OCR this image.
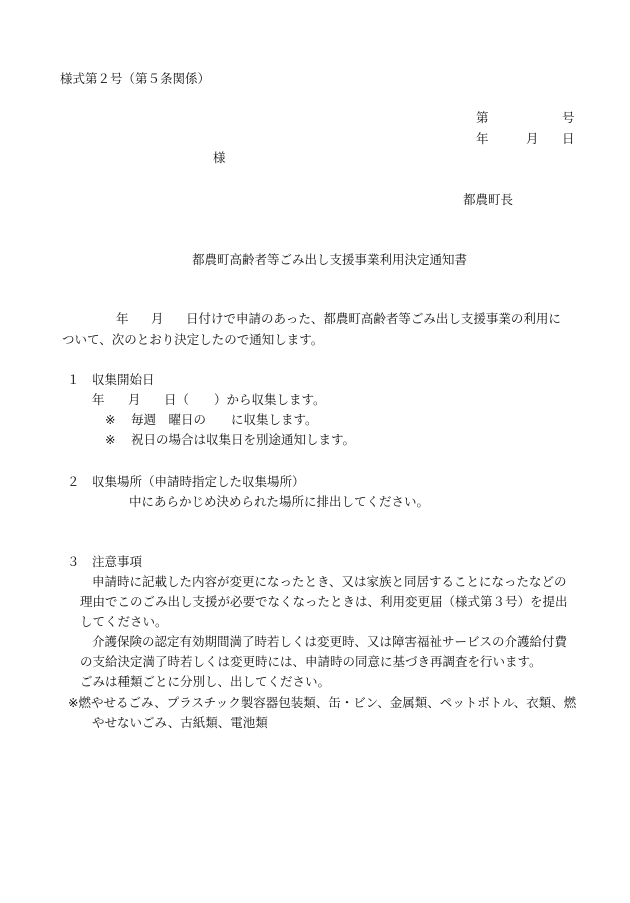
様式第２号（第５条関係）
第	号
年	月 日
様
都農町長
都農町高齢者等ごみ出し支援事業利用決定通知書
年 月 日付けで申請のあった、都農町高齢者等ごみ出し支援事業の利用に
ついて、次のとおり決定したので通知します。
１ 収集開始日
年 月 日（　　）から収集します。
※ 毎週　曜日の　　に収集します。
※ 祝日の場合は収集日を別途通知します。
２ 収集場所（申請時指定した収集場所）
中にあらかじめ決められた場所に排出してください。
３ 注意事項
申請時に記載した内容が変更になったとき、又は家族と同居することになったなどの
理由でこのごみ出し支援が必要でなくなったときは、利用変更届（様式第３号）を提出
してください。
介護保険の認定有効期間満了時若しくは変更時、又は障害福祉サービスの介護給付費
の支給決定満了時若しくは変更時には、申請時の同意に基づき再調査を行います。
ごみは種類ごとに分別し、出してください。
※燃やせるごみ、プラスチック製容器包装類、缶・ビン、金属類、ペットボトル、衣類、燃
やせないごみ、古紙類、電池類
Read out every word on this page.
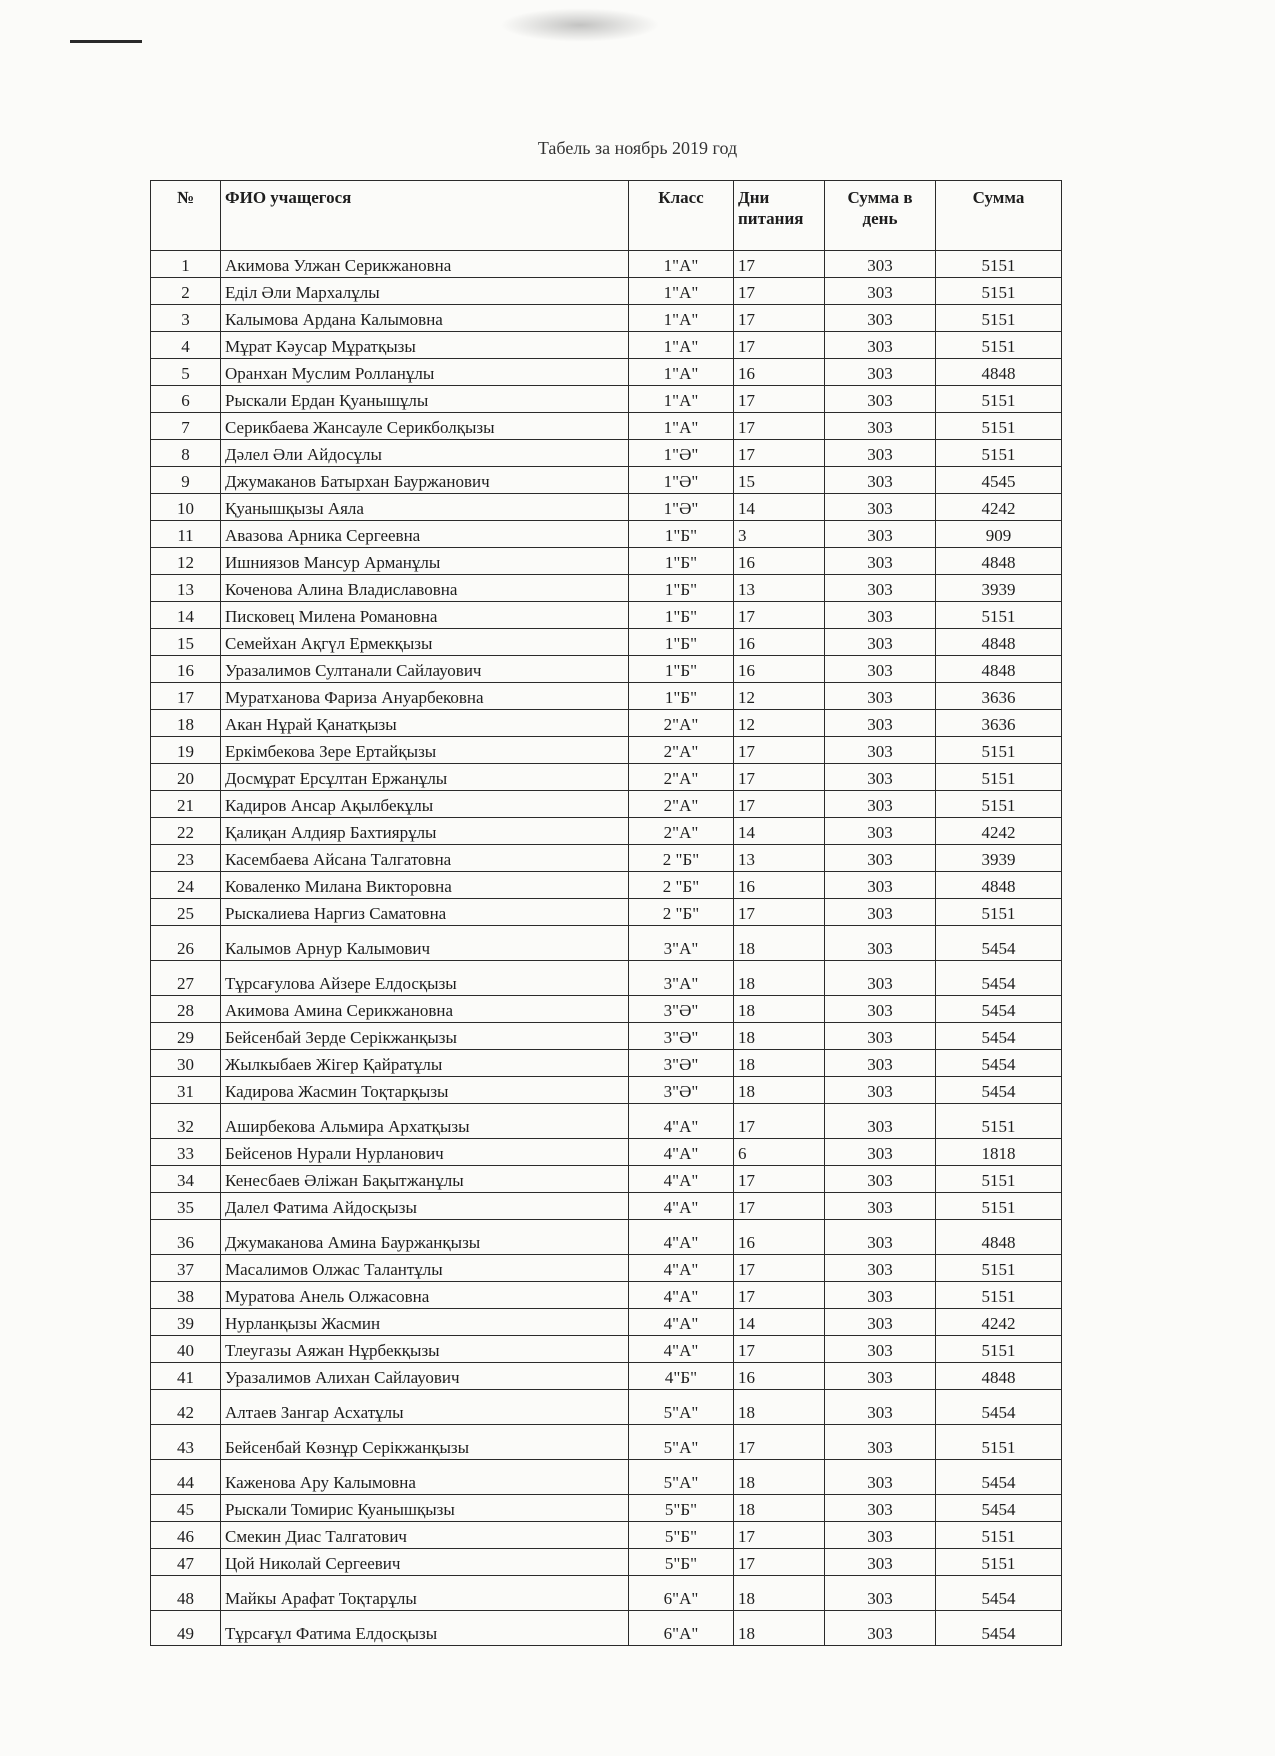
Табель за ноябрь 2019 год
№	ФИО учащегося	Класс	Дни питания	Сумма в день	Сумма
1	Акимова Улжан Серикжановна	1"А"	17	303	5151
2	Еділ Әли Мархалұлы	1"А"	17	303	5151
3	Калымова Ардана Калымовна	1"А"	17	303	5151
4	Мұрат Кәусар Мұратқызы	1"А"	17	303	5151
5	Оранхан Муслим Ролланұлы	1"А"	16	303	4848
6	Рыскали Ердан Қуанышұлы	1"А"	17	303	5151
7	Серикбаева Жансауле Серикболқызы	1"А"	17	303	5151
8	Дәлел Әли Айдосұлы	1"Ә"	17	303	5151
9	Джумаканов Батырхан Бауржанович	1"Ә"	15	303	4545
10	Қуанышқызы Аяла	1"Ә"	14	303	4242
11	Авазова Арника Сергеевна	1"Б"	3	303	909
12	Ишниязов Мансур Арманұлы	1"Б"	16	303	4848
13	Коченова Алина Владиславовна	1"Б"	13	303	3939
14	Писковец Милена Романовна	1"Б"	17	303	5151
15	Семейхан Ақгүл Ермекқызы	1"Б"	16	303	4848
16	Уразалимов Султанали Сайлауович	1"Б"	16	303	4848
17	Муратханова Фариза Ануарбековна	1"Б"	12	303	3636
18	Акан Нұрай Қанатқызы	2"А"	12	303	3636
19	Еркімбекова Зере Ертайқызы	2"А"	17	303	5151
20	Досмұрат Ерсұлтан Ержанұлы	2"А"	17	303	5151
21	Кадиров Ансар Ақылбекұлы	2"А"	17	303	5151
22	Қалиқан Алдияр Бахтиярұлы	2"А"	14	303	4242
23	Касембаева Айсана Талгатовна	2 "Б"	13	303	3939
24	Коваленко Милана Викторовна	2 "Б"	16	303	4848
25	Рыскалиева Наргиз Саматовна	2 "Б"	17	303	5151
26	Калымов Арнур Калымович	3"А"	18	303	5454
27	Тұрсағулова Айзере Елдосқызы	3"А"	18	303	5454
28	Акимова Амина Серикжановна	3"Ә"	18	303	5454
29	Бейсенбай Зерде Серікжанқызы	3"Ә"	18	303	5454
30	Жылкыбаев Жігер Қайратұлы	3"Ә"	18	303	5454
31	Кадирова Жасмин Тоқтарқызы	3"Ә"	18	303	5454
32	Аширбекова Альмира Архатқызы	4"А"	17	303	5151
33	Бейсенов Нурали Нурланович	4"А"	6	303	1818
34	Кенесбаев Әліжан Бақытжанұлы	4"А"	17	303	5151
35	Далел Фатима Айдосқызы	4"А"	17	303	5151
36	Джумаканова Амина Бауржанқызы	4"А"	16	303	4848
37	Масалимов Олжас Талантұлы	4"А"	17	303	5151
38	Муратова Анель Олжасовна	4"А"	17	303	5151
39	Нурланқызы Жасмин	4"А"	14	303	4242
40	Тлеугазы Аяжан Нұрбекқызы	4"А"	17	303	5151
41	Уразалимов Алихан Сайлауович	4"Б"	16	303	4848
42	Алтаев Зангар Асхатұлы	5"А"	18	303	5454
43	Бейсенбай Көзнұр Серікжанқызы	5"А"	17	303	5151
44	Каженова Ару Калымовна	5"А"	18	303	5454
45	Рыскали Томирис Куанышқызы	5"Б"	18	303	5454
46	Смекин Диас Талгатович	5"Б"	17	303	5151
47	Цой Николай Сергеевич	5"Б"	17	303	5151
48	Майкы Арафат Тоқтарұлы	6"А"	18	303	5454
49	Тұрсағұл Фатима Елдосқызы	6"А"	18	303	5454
********************
- **Requirement**: Copy everything in the records above except the pictures, exactly as written.

- **Answer for this exercise**:
OCR this image.
様式第２号（第５条関係）
第	号
年	月 日
様
都農町長
都農町高齢者等ごみ出し支援事業利用決定通知書
年 月 日付けで申請のあった、都農町高齢者等ごみ出し支援事業の利用に
ついて、次のとおり決定したので通知します。
１ 収集開始日
年 月 日（　　）から収集します。
※ 毎週　曜日の　　に収集します。
※ 祝日の場合は収集日を別途通知します。
２ 収集場所（申請時指定した収集場所）
中にあらかじめ決められた場所に排出してください。
３ 注意事項
申請時に記載した内容が変更になったとき、又は家族と同居することになったなどの
理由でこのごみ出し支援が必要でなくなったときは、利用変更届（様式第３号）を提出
してください。
介護保険の認定有効期間満了時若しくは変更時、又は障害福祉サービスの介護給付費
の支給決定満了時若しくは変更時には、申請時の同意に基づき再調査を行います。
ごみは種類ごとに分別し、出してください。
※燃やせるごみ、プラスチック製容器包装類、缶・ビン、金属類、ペットボトル、衣類、燃
やせないごみ、古紙類、電池類
Read out every word on this page.
Табель за ноябрь 2019 год
№	ФИО учащегося	Класс	Дни питания	Сумма в день	Сумма
1	Акимова Улжан Серикжановна	1"А"	17	303	5151
2	Еділ Әли Мархалұлы	1"А"	17	303	5151
3	Калымова Ардана Калымовна	1"А"	17	303	5151
4	Мұрат Кәусар Мұратқызы	1"А"	17	303	5151
5	Оранхан Муслим Ролланұлы	1"А"	16	303	4848
6	Рыскали Ердан Қуанышұлы	1"А"	17	303	5151
7	Серикбаева Жансауле Серикболқызы	1"А"	17	303	5151
8	Дәлел Әли Айдосұлы	1"Ә"	17	303	5151
9	Джумаканов Батырхан Бауржанович	1"Ә"	15	303	4545
10	Қуанышқызы Аяла	1"Ә"	14	303	4242
11	Авазова Арника Сергеевна	1"Б"	3	303	909
12	Ишниязов Мансур Арманұлы	1"Б"	16	303	4848
13	Коченова Алина Владиславовна	1"Б"	13	303	3939
14	Писковец Милена Романовна	1"Б"	17	303	5151
15	Семейхан Ақгүл Ермекқызы	1"Б"	16	303	4848
16	Уразалимов Султанали Сайлауович	1"Б"	16	303	4848
17	Муратханова Фариза Ануарбековна	1"Б"	12	303	3636
18	Акан Нұрай Қанатқызы	2"А"	12	303	3636
19	Еркімбекова Зере Ертайқызы	2"А"	17	303	5151
20	Досмұрат Ерсұлтан Ержанұлы	2"А"	17	303	5151
21	Кадиров Ансар Ақылбекұлы	2"А"	17	303	5151
22	Қалиқан Алдияр Бахтиярұлы	2"А"	14	303	4242
23	Касембаева Айсана Талгатовна	2 "Б"	13	303	3939
24	Коваленко Милана Викторовна	2 "Б"	16	303	4848
25	Рыскалиева Наргиз Саматовна	2 "Б"	17	303	5151
26	Калымов Арнур Калымович	3"А"	18	303	5454
27	Тұрсағулова Айзере Елдосқызы	3"А"	18	303	5454
28	Акимова Амина Серикжановна	3"Ә"	18	303	5454
29	Бейсенбай Зерде Серікжанқызы	3"Ә"	18	303	5454
30	Жылкыбаев Жігер Қайратұлы	3"Ә"	18	303	5454
31	Кадирова Жасмин Тоқтарқызы	3"Ә"	18	303	5454
32	Аширбекова Альмира Архатқызы	4"А"	17	303	5151
33	Бейсенов Нурали Нурланович	4"А"	6	303	1818
34	Кенесбаев Әліжан Бақытжанұлы	4"А"	17	303	5151
35	Далел Фатима Айдосқызы	4"А"	17	303	5151
36	Джумаканова Амина Бауржанқызы	4"А"	16	303	4848
37	Масалимов Олжас Талантұлы	4"А"	17	303	5151
38	Муратова Анель Олжасовна	4"А"	17	303	5151
39	Нурланқызы Жасмин	4"А"	14	303	4242
40	Тлеугазы Аяжан Нұрбекқызы	4"А"	17	303	5151
41	Уразалимов Алихан Сайлауович	4"Б"	16	303	4848
42	Алтаев Зангар Асхатұлы	5"А"	18	303	5454
43	Бейсенбай Көзнұр Серікжанқызы	5"А"	17	303	5151
44	Каженова Ару Калымовна	5"А"	18	303	5454
45	Рыскали Томирис Куанышқызы	5"Б"	18	303	5454
46	Смекин Диас Талгатович	5"Б"	17	303	5151
47	Цой Николай Сергеевич	5"Б"	17	303	5151
48	Майкы Арафат Тоқтарұлы	6"А"	18	303	5454
49	Тұрсағұл Фатима Елдосқызы	6"А"	18	303	5454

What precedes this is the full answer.